§ **Description of the task**:
Please put the lines of the rows, from the first line through the line containing "current-trace — [419, 383, 684, 517]", into a JSON list of strings with one string per line. Skip any blank lines.

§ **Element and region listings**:
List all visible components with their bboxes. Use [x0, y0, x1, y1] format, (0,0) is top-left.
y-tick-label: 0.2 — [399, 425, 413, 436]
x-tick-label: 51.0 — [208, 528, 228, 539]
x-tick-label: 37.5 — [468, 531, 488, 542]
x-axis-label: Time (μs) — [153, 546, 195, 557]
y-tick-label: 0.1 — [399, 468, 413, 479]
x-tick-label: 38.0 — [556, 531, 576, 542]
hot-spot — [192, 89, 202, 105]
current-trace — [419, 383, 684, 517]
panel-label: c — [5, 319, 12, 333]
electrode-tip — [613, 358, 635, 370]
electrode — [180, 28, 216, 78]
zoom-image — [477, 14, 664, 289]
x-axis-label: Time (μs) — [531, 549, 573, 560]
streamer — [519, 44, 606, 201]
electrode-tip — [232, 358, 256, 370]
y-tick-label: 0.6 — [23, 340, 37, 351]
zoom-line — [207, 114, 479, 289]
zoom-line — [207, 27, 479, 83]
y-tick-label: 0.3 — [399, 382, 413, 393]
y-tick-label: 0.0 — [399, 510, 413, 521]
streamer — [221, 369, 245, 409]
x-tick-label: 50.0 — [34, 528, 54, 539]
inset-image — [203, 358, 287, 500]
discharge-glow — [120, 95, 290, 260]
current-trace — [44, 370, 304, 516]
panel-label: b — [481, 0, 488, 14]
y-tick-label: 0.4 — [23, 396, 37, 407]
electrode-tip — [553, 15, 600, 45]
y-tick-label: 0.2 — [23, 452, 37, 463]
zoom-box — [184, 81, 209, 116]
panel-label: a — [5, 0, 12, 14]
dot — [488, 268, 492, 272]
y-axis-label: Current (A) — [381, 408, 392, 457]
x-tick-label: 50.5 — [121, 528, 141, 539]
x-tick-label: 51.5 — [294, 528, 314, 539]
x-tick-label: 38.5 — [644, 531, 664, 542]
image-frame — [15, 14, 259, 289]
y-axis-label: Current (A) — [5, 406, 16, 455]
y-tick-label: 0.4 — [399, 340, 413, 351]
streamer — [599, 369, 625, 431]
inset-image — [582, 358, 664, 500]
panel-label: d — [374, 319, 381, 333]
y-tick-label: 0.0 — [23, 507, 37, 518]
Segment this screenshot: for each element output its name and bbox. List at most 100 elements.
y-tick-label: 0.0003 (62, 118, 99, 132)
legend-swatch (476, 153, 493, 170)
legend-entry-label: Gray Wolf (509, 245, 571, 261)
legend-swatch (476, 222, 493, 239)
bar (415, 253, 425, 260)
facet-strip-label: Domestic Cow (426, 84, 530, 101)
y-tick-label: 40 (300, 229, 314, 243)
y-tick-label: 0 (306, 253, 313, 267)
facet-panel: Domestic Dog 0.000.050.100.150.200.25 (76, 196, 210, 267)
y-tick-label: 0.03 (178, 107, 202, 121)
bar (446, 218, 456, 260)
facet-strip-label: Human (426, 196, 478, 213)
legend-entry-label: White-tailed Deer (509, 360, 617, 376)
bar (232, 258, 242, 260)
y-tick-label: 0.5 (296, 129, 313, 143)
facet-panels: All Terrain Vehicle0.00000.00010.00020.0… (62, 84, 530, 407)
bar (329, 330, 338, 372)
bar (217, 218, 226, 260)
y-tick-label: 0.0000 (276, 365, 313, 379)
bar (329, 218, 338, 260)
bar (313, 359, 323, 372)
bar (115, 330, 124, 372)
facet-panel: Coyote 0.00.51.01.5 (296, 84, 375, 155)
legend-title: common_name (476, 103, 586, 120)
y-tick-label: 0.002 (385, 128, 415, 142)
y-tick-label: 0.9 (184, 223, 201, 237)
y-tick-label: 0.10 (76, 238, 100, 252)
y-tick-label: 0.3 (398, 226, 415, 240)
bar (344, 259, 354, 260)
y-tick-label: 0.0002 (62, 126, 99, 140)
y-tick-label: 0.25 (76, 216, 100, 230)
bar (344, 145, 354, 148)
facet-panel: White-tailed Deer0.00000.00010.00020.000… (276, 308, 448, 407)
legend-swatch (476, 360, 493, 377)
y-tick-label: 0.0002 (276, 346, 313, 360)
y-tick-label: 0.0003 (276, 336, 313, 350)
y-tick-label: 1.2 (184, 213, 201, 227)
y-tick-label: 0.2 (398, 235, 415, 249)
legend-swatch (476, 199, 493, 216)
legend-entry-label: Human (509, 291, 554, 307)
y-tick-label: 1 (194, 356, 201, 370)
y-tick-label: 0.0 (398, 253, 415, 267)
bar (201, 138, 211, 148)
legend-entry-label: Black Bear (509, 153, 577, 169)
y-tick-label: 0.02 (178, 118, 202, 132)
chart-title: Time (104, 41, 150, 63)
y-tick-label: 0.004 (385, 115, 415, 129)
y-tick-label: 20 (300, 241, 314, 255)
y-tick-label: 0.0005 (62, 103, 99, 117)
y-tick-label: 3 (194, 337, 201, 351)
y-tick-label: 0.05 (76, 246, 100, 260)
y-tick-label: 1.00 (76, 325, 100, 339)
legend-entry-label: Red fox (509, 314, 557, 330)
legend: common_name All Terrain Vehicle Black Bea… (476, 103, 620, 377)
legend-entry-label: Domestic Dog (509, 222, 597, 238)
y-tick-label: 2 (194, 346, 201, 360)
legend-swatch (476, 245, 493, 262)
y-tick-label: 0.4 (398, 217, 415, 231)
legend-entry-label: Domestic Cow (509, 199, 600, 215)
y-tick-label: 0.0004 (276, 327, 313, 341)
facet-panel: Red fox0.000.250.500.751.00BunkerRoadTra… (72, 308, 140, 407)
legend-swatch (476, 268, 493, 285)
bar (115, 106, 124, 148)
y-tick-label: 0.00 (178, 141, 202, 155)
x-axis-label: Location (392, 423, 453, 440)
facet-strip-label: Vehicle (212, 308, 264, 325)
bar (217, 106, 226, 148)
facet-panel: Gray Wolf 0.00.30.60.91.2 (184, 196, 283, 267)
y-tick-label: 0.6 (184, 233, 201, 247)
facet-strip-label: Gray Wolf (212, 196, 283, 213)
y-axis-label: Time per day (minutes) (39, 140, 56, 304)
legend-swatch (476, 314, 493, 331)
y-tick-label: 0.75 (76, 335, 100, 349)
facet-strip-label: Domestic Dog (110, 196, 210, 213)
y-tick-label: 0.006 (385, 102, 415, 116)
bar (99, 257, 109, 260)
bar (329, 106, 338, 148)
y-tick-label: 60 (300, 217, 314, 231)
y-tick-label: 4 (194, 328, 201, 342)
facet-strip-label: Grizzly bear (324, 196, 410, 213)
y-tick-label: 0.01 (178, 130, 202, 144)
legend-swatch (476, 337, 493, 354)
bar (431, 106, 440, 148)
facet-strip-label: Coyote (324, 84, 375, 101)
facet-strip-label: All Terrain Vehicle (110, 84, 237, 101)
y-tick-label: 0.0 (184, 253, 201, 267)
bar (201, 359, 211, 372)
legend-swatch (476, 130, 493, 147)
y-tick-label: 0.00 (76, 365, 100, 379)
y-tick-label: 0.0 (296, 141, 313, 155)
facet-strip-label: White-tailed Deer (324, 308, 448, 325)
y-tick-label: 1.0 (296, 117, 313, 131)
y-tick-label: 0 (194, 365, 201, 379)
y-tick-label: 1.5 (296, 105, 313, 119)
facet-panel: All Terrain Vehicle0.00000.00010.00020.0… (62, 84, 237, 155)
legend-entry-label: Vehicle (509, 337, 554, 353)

§ **Answer to the problem**:
[
  "List all visible components with their bboxes. Use [x0, y0, x1, y1] format, (0,0) is top-left.",
  "y-tick-label: 0.2 — [399, 425, 413, 436]",
  "x-tick-label: 51.0 — [208, 528, 228, 539]",
  "x-tick-label: 37.5 — [468, 531, 488, 542]",
  "x-axis-label: Time (μs) — [153, 546, 195, 557]",
  "y-tick-label: 0.1 — [399, 468, 413, 479]",
  "x-tick-label: 38.0 — [556, 531, 576, 542]",
  "hot-spot — [192, 89, 202, 105]",
  "current-trace — [419, 383, 684, 517]"
]